**Task list:**
A. In the Google I/O post, what does Dalvik always do before throwing an OutOfMemoryError?
B. Print the Google I/O post starting at "Google I/O: Memory" and ending at "of Android apps.".

**Excerpt:**
Google I/O: Memory Management for Android Apps
May 16, 2011 ⋅ 5 Comments »Though I never made a formal announcement here, some of you may know that I joined the Android team at Google just over a year ago. Last week I had the privilege of speaking at Google I/O in a talk called “Memory Management for Android Applications”:
Android apps have more memory available to them than ever before, but are you sure you’re using it wisely? This talk will cover the memory management changes in Gingerbread and Honeycomb (concurrent GC, heap-allocated bitmaps, “largeHeap” option) and explore tools and techniques for profiling the memory usage of Android apps.
You can watch a full video of the talk (including the Q&A) on YouTube:
You can also download the slides (PDF).
ERRATUM: I’d like to correct one mistake I made in the Q&A, answering a question at 49:33 in the video. I said that “garbage collection is fundamentally kind of asynchronous; if you’re really close to the limit there can be times that you’re trying to allocate so fast that the garbage collector can’t keep up.” That isn’t really true. Dalvik will always perform a full, synchronous GC before thowing an OutOfMemoryError. What I was referring to here was finalization. Finalization is asynchronous, so if you are close to your heap limit and allocating a lot of objects, you may run out of memory before finalizable objects can be freed.

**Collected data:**

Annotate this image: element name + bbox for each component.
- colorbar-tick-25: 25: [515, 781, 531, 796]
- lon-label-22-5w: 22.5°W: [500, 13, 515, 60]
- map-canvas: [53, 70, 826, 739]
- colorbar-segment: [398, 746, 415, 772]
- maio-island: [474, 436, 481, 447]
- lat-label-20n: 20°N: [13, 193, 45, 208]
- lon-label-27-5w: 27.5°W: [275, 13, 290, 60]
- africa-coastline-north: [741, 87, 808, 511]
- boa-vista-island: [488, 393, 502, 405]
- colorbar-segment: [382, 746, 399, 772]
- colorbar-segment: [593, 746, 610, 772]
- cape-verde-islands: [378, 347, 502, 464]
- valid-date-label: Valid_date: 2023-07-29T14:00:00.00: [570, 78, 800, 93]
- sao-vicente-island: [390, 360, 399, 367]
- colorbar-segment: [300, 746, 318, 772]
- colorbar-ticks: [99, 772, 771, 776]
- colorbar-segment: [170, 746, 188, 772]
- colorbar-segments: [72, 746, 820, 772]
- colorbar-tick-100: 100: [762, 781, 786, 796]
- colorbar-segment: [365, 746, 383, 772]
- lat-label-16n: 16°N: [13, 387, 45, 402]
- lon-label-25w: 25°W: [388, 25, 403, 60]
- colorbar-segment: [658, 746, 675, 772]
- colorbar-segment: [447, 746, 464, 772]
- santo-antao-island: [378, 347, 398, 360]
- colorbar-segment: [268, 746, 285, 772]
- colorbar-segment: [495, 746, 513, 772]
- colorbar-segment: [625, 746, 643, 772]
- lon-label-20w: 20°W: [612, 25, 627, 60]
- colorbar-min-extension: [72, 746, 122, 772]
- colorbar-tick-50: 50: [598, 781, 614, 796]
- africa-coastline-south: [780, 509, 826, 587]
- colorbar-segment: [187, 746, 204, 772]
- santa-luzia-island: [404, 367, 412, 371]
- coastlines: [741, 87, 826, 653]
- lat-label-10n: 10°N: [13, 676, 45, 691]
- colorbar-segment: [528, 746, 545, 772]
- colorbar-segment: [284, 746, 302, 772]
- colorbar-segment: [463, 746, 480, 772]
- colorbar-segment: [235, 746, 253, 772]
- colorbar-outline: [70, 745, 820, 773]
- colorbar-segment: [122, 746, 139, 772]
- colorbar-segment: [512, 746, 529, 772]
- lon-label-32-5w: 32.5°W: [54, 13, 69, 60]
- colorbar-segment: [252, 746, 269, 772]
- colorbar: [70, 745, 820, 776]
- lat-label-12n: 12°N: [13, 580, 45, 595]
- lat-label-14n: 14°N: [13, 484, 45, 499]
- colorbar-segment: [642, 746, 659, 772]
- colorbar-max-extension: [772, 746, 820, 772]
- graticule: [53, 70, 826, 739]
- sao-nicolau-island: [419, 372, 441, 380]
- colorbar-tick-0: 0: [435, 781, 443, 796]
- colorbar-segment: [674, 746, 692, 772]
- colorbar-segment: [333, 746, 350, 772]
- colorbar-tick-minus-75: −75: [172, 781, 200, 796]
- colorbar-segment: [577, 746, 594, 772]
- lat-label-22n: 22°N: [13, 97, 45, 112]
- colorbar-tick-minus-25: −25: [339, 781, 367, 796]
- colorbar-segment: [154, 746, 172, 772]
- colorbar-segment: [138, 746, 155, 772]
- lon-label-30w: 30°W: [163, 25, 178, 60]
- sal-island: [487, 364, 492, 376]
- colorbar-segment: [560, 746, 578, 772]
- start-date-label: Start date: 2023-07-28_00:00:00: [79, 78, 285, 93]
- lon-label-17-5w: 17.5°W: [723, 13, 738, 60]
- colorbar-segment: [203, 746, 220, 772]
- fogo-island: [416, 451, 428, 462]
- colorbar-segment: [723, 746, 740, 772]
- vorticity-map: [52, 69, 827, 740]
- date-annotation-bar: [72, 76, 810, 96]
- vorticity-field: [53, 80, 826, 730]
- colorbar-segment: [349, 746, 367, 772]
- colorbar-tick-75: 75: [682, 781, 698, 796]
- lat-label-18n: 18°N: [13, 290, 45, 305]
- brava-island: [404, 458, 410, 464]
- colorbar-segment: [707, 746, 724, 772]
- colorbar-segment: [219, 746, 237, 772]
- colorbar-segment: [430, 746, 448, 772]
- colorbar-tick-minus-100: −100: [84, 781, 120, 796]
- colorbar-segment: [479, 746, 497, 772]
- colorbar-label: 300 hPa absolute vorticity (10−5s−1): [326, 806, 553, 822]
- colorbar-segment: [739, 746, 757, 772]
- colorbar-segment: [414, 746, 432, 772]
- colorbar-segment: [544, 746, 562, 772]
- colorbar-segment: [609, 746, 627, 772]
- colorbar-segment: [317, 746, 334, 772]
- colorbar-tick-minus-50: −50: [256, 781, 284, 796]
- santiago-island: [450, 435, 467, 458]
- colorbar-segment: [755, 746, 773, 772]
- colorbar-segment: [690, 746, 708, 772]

**Exercise results:**
A. It always performs a full, synchronous garbage collection.

B.
Google I/O: Memory Management for Android Apps
May 16, 2011 ⋅ 5 Comments »Though I never made a formal announcement here, some of you may know that I joined the Android team at Google just over a year ago. Last week I had the privilege of speaking at Google I/O in a talk called “Memory Management for Android Applications”:
Android apps have more memory available to them than ever before, but are you sure you’re using it wisely? This talk will cover the memory management changes in Gingerbread and Honeycomb (concurrent GC, heap-allocated bitmaps, “largeHeap” option) and explore tools and techniques for profiling the memory usage of Android apps.